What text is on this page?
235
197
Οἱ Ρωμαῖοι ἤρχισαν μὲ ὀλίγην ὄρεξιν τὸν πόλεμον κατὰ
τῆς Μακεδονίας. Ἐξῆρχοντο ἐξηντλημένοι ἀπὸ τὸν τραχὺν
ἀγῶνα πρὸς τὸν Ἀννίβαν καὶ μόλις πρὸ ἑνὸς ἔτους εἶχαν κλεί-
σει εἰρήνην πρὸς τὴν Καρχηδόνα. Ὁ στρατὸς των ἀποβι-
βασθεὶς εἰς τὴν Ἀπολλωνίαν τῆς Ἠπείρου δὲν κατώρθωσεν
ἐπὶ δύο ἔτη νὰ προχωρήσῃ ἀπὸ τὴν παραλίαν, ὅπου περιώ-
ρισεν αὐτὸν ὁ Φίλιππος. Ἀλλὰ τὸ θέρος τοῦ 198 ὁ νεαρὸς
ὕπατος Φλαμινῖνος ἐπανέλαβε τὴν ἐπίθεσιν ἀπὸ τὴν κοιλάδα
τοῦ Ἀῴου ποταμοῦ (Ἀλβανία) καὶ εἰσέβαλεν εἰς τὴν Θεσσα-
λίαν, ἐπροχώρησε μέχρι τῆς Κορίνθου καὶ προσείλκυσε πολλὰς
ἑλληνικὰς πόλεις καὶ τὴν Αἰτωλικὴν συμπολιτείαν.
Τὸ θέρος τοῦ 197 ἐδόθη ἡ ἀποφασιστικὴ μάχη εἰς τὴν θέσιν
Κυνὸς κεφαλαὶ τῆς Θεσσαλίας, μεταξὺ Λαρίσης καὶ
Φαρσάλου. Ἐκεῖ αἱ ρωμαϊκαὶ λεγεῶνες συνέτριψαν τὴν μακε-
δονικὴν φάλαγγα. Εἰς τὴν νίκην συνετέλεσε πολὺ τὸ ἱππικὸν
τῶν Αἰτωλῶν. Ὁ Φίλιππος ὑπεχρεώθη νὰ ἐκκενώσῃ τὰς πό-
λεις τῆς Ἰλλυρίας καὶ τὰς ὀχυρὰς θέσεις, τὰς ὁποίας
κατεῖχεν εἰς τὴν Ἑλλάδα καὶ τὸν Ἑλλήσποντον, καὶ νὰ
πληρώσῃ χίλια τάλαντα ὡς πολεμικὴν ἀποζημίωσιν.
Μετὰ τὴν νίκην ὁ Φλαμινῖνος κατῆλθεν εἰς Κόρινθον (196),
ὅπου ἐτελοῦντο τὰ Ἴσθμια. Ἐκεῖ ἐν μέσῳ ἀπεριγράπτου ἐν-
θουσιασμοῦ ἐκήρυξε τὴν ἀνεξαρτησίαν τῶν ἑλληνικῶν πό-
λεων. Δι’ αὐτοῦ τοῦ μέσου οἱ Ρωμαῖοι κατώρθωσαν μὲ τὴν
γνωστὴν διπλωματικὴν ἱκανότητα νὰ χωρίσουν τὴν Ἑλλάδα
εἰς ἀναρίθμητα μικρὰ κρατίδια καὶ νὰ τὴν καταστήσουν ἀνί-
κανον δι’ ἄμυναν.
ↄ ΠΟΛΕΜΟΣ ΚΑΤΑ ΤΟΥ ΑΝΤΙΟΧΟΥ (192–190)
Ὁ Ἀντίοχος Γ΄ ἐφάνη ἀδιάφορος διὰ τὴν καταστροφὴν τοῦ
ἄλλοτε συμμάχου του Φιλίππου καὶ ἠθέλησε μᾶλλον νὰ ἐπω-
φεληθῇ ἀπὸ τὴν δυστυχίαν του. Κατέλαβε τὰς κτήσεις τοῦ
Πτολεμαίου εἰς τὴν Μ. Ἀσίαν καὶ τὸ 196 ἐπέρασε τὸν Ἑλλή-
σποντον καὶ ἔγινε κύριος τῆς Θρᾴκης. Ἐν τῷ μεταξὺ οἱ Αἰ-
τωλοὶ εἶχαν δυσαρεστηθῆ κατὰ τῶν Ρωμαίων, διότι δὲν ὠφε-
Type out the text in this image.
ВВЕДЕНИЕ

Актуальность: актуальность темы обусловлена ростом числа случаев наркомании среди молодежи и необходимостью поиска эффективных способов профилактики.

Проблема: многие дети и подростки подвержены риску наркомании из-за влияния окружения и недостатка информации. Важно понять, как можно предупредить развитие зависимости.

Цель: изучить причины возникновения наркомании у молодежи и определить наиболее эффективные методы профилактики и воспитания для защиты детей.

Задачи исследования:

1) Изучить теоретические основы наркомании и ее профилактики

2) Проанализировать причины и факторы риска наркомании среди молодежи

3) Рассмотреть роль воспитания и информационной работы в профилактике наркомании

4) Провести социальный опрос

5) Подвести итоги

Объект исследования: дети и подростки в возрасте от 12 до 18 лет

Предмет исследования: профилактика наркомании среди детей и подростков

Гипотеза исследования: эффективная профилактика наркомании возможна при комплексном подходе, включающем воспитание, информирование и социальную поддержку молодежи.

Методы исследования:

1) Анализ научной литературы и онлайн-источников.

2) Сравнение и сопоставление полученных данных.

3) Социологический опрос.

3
:::::
:: SHORT EXERCISE ::
Repeat exactly, and only, the lines from the one containing "Type out the text in this image." through the end of the material.

:: THE SOLUTION ::
Type out the text in this image.
ВВЕДЕНИЕ

Актуальность: актуальность темы обусловлена ростом числа случаев наркомании среди молодежи и необходимостью поиска эффективных способов профилактики.

Проблема: многие дети и подростки подвержены риску наркомании из-за влияния окружения и недостатка информации. Важно понять, как можно предупредить развитие зависимости.

Цель: изучить причины возникновения наркомании у молодежи и определить наиболее эффективные методы профилактики и воспитания для защиты детей.

Задачи исследования:

1) Изучить теоретические основы наркомании и ее профилактики

2) Проанализировать причины и факторы риска наркомании среди молодежи

3) Рассмотреть роль воспитания и информационной работы в профилактике наркомании

4) Провести социальный опрос

5) Подвести итоги

Объект исследования: дети и подростки в возрасте от 12 до 18 лет

Предмет исследования: профилактика наркомании среди детей и подростков

Гипотеза исследования: эффективная профилактика наркомании возможна при комплексном подходе, включающем воспитание, информирование и социальную поддержку молодежи.

Методы исследования:

1) Анализ научной литературы и онлайн-источников.

2) Сравнение и сопоставление полученных данных.

3) Социологический опрос.

3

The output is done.